■ EXERCISE DIRECTIONS
Please give the listing again, word for word, with nothing left out.

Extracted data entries
-=-=-

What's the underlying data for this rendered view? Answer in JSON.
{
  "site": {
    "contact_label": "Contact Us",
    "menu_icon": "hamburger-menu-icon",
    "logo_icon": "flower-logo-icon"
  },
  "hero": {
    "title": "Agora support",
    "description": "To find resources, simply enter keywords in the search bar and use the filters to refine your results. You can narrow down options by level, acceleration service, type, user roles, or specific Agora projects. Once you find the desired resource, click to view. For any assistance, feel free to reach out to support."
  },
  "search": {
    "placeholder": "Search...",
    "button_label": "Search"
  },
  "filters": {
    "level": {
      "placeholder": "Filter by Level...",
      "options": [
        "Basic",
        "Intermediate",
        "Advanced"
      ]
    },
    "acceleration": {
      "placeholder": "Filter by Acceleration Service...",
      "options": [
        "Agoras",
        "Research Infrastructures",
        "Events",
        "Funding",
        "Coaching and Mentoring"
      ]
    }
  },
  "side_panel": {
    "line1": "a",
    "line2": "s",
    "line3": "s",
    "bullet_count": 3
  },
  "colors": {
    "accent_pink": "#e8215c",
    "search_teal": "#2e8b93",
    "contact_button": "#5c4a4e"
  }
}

-=-=-

■ WORKED ANSWER
What's the underlying data for this rendered view? Answer in JSON.
{
  "site": {
    "contact_label": "Contact Us",
    "menu_icon": "hamburger-menu-icon",
    "logo_icon": "flower-logo-icon"
  },
  "hero": {
    "title": "Agora support",
    "description": "To find resources, simply enter keywords in the search bar and use the filters to refine your results. You can narrow down options by level, acceleration service, type, user roles, or specific Agora projects. Once you find the desired resource, click to view. For any assistance, feel free to reach out to support."
  },
  "search": {
    "placeholder": "Search...",
    "button_label": "Search"
  },
  "filters": {
    "level": {
      "placeholder": "Filter by Level...",
      "options": [
        "Basic",
        "Intermediate",
        "Advanced"
      ]
    },
    "acceleration": {
      "placeholder": "Filter by Acceleration Service...",
      "options": [
        "Agoras",
        "Research Infrastructures",
        "Events",
        "Funding",
        "Coaching and Mentoring"
      ]
    }
  },
  "side_panel": {
    "line1": "a",
    "line2": "s",
    "line3": "s",
    "bullet_count": 3
  },
  "colors": {
    "accent_pink": "#e8215c",
    "search_teal": "#2e8b93",
    "contact_button": "#5c4a4e"
  }
}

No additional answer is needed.